-- begin Supplied material --
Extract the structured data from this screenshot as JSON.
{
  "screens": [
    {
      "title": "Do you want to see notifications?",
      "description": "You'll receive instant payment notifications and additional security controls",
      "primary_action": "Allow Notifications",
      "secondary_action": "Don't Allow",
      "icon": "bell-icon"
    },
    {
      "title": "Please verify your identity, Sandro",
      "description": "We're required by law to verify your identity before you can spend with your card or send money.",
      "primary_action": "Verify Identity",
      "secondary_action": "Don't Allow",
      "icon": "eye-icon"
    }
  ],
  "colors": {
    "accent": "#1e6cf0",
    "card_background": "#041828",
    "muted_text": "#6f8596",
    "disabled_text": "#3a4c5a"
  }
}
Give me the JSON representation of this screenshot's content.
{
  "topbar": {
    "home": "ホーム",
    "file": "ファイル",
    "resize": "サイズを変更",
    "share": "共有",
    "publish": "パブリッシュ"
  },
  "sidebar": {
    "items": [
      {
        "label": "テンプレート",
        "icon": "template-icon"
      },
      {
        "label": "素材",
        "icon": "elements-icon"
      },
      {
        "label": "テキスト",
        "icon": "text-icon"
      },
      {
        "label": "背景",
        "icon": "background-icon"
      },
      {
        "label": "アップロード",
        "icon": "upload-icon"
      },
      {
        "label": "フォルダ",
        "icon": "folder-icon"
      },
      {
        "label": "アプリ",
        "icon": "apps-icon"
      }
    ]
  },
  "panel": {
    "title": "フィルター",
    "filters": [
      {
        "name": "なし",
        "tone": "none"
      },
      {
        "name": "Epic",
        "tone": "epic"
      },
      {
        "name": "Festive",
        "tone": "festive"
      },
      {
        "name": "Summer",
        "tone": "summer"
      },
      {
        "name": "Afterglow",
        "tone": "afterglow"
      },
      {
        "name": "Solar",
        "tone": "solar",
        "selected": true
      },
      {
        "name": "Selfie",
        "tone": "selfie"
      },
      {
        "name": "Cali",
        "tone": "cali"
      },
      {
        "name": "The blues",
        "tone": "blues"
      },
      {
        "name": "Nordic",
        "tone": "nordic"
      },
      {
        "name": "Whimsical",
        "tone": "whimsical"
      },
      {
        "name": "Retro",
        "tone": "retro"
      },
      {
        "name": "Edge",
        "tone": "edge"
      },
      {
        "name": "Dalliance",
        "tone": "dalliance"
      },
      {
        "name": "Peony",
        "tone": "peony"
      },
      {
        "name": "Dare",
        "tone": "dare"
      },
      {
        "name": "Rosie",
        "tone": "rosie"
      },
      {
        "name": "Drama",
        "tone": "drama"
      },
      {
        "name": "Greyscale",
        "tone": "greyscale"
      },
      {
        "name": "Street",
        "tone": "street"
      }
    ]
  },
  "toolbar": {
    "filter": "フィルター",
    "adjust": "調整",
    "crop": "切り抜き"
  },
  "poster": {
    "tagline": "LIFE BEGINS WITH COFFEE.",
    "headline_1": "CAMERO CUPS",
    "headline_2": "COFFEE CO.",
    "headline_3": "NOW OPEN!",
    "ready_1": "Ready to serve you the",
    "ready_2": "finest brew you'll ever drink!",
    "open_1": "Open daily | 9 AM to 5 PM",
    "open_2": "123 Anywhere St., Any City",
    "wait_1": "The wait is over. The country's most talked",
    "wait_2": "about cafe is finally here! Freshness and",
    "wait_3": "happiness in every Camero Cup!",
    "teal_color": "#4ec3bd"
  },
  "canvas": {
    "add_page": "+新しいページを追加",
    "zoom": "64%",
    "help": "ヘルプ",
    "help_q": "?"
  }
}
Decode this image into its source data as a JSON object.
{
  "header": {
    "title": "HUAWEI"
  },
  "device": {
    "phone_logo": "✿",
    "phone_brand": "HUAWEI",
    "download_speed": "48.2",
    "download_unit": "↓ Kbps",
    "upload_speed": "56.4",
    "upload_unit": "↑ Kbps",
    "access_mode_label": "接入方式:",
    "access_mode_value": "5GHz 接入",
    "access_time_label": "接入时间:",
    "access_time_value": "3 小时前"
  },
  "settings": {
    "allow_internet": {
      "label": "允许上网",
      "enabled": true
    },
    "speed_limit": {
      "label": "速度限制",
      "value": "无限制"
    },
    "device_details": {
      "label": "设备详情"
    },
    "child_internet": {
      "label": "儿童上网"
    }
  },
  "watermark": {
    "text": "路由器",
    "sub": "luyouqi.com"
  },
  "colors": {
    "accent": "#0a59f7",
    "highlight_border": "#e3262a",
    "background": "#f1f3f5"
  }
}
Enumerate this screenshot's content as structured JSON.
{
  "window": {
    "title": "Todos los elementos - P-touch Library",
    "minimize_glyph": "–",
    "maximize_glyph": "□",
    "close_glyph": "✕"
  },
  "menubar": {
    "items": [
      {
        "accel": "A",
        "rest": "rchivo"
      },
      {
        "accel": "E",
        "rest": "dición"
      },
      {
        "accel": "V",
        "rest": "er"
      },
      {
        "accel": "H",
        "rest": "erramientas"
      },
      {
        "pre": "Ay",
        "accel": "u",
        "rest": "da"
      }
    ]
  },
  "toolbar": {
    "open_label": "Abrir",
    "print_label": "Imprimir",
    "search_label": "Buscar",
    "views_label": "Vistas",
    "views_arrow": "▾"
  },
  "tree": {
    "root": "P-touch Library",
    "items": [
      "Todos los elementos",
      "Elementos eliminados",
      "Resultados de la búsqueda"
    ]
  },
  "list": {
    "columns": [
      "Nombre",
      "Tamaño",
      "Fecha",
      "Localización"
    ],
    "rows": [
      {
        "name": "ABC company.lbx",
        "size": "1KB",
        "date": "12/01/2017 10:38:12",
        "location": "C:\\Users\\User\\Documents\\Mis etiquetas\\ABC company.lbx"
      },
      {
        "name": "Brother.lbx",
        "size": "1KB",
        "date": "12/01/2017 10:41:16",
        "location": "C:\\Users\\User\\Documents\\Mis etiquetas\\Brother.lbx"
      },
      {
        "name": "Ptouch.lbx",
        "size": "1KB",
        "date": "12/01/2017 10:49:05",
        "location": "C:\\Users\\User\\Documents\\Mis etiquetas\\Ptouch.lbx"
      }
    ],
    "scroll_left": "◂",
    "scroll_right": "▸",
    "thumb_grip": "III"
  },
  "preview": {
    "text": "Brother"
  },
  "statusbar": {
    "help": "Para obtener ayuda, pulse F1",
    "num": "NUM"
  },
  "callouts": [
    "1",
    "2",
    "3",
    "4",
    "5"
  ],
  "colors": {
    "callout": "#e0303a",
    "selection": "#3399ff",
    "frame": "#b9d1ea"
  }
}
-- end Supplied material --
- [Exercise directions] Output the entries exactly.

- [Task response]
Extract the structured data from this screenshot as JSON.
{
  "screens": [
    {
      "title": "Do you want to see notifications?",
      "description": "You'll receive instant payment notifications and additional security controls",
      "primary_action": "Allow Notifications",
      "secondary_action": "Don't Allow",
      "icon": "bell-icon"
    },
    {
      "title": "Please verify your identity, Sandro",
      "description": "We're required by law to verify your identity before you can spend with your card or send money.",
      "primary_action": "Verify Identity",
      "secondary_action": "Don't Allow",
      "icon": "eye-icon"
    }
  ],
  "colors": {
    "accent": "#1e6cf0",
    "card_background": "#041828",
    "muted_text": "#6f8596",
    "disabled_text": "#3a4c5a"
  }
}
Give me the JSON representation of this screenshot's content.
{
  "topbar": {
    "home": "ホーム",
    "file": "ファイル",
    "resize": "サイズを変更",
    "share": "共有",
    "publish": "パブリッシュ"
  },
  "sidebar": {
    "items": [
      {
        "label": "テンプレート",
        "icon": "template-icon"
      },
      {
        "label": "素材",
        "icon": "elements-icon"
      },
      {
        "label": "テキスト",
        "icon": "text-icon"
      },
      {
        "label": "背景",
        "icon": "background-icon"
      },
      {
        "label": "アップロード",
        "icon": "upload-icon"
      },
      {
        "label": "フォルダ",
        "icon": "folder-icon"
      },
      {
        "label": "アプリ",
        "icon": "apps-icon"
      }
    ]
  },
  "panel": {
    "title": "フィルター",
    "filters": [
      {
        "name": "なし",
        "tone": "none"
      },
      {
        "name": "Epic",
        "tone": "epic"
      },
      {
        "name": "Festive",
        "tone": "festive"
      },
      {
        "name": "Summer",
        "tone": "summer"
      },
      {
        "name": "Afterglow",
        "tone": "afterglow"
      },
      {
        "name": "Solar",
        "tone": "solar",
        "selected": true
      },
      {
        "name": "Selfie",
        "tone": "selfie"
      },
      {
        "name": "Cali",
        "tone": "cali"
      },
      {
        "name": "The blues",
        "tone": "blues"
      },
      {
        "name": "Nordic",
        "tone": "nordic"
      },
      {
        "name": "Whimsical",
        "tone": "whimsical"
      },
      {
        "name": "Retro",
        "tone": "retro"
      },
      {
        "name": "Edge",
        "tone": "edge"
      },
      {
        "name": "Dalliance",
        "tone": "dalliance"
      },
      {
        "name": "Peony",
        "tone": "peony"
      },
      {
        "name": "Dare",
        "tone": "dare"
      },
      {
        "name": "Rosie",
        "tone": "rosie"
      },
      {
        "name": "Drama",
        "tone": "drama"
      },
      {
        "name": "Greyscale",
        "tone": "greyscale"
      },
      {
        "name": "Street",
        "tone": "street"
      }
    ]
  },
  "toolbar": {
    "filter": "フィルター",
    "adjust": "調整",
    "crop": "切り抜き"
  },
  "poster": {
    "tagline": "LIFE BEGINS WITH COFFEE.",
    "headline_1": "CAMERO CUPS",
    "headline_2": "COFFEE CO.",
    "headline_3": "NOW OPEN!",
    "ready_1": "Ready to serve you the",
    "ready_2": "finest brew you'll ever drink!",
    "open_1": "Open daily | 9 AM to 5 PM",
    "open_2": "123 Anywhere St., Any City",
    "wait_1": "The wait is over. The country's most talked",
    "wait_2": "about cafe is finally here! Freshness and",
    "wait_3": "happiness in every Camero Cup!",
    "teal_color": "#4ec3bd"
  },
  "canvas": {
    "add_page": "+新しいページを追加",
    "zoom": "64%",
    "help": "ヘルプ",
    "help_q": "?"
  }
}
Decode this image into its source data as a JSON object.
{
  "header": {
    "title": "HUAWEI"
  },
  "device": {
    "phone_logo": "✿",
    "phone_brand": "HUAWEI",
    "download_speed": "48.2",
    "download_unit": "↓ Kbps",
    "upload_speed": "56.4",
    "upload_unit": "↑ Kbps",
    "access_mode_label": "接入方式:",
    "access_mode_value": "5GHz 接入",
    "access_time_label": "接入时间:",
    "access_time_value": "3 小时前"
  },
  "settings": {
    "allow_internet": {
      "label": "允许上网",
      "enabled": true
    },
    "speed_limit": {
      "label": "速度限制",
      "value": "无限制"
    },
    "device_details": {
      "label": "设备详情"
    },
    "child_internet": {
      "label": "儿童上网"
    }
  },
  "watermark": {
    "text": "路由器",
    "sub": "luyouqi.com"
  },
  "colors": {
    "accent": "#0a59f7",
    "highlight_border": "#e3262a",
    "background": "#f1f3f5"
  }
}
Enumerate this screenshot's content as structured JSON.
{
  "window": {
    "title": "Todos los elementos - P-touch Library",
    "minimize_glyph": "–",
    "maximize_glyph": "□",
    "close_glyph": "✕"
  },
  "menubar": {
    "items": [
      {
        "accel": "A",
        "rest": "rchivo"
      },
      {
        "accel": "E",
        "rest": "dición"
      },
      {
        "accel": "V",
        "rest": "er"
      },
      {
        "accel": "H",
        "rest": "erramientas"
      },
      {
        "pre": "Ay",
        "accel": "u",
        "rest": "da"
      }
    ]
  },
  "toolbar": {
    "open_label": "Abrir",
    "print_label": "Imprimir",
    "search_label": "Buscar",
    "views_label": "Vistas",
    "views_arrow": "▾"
  },
  "tree": {
    "root": "P-touch Library",
    "items": [
      "Todos los elementos",
      "Elementos eliminados",
      "Resultados de la búsqueda"
    ]
  },
  "list": {
    "columns": [
      "Nombre",
      "Tamaño",
      "Fecha",
      "Localización"
    ],
    "rows": [
      {
        "name": "ABC company.lbx",
        "size": "1KB",
        "date": "12/01/2017 10:38:12",
        "location": "C:\\Users\\User\\Documents\\Mis etiquetas\\ABC company.lbx"
      },
      {
        "name": "Brother.lbx",
        "size": "1KB",
        "date": "12/01/2017 10:41:16",
        "location": "C:\\Users\\User\\Documents\\Mis etiquetas\\Brother.lbx"
      },
      {
        "name": "Ptouch.lbx",
        "size": "1KB",
        "date": "12/01/2017 10:49:05",
        "location": "C:\\Users\\User\\Documents\\Mis etiquetas\\Ptouch.lbx"
      }
    ],
    "scroll_left": "◂",
    "scroll_right": "▸",
    "thumb_grip": "III"
  },
  "preview": {
    "text": "Brother"
  },
  "statusbar": {
    "help": "Para obtener ayuda, pulse F1",
    "num": "NUM"
  },
  "callouts": [
    "1",
    "2",
    "3",
    "4",
    "5"
  ],
  "colors": {
    "callout": "#e0303a",
    "selection": "#3399ff",
    "frame": "#b9d1ea"
  }
}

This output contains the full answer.